→ **WHAT IS ASKED**: In the records below, find each line with the word "Grain" and copy it.

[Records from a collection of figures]

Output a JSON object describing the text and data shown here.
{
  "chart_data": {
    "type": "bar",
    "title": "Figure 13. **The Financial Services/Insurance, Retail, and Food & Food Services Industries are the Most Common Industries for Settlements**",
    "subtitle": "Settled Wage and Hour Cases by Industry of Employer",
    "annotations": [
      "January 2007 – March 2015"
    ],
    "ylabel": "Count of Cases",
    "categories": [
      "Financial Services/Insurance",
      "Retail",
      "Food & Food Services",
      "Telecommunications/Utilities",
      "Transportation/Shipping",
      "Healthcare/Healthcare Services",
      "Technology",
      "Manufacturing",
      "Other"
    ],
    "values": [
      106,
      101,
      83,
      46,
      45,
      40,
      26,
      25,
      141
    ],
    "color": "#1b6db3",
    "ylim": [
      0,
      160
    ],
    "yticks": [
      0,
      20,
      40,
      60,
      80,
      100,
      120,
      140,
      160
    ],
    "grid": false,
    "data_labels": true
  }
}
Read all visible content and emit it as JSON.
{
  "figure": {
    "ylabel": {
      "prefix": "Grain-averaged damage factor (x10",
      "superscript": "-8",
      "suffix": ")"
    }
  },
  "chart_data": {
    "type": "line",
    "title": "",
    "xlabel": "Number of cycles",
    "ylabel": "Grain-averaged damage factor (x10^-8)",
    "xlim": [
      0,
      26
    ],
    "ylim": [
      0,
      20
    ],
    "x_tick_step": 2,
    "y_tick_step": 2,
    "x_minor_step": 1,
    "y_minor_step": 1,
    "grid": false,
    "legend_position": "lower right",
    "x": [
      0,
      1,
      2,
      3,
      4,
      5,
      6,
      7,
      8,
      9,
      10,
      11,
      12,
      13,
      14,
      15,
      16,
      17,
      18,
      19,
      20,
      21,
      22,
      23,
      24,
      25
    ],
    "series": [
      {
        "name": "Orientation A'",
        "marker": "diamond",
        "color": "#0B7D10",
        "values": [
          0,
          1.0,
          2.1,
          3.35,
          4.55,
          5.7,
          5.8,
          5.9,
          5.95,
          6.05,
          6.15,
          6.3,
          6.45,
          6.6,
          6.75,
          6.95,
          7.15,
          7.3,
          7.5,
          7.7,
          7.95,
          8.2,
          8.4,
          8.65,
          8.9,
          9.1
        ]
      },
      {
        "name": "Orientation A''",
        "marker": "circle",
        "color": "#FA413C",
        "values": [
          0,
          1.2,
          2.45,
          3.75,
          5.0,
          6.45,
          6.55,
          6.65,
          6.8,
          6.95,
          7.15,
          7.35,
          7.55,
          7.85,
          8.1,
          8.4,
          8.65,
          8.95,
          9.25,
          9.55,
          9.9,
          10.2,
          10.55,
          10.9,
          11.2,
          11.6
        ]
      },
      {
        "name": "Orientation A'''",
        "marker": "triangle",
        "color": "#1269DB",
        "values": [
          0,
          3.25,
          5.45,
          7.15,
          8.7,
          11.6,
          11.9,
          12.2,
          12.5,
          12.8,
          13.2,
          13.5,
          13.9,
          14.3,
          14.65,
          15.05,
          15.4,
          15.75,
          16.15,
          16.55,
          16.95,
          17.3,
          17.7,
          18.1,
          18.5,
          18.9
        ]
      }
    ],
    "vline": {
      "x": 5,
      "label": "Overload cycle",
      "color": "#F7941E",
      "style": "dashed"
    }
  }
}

→ **RESPONSE BELOW**:
      "prefix": "Grain-averaged damage factor (x10",
    "ylabel": "Grain-averaged damage factor (x10^-8)",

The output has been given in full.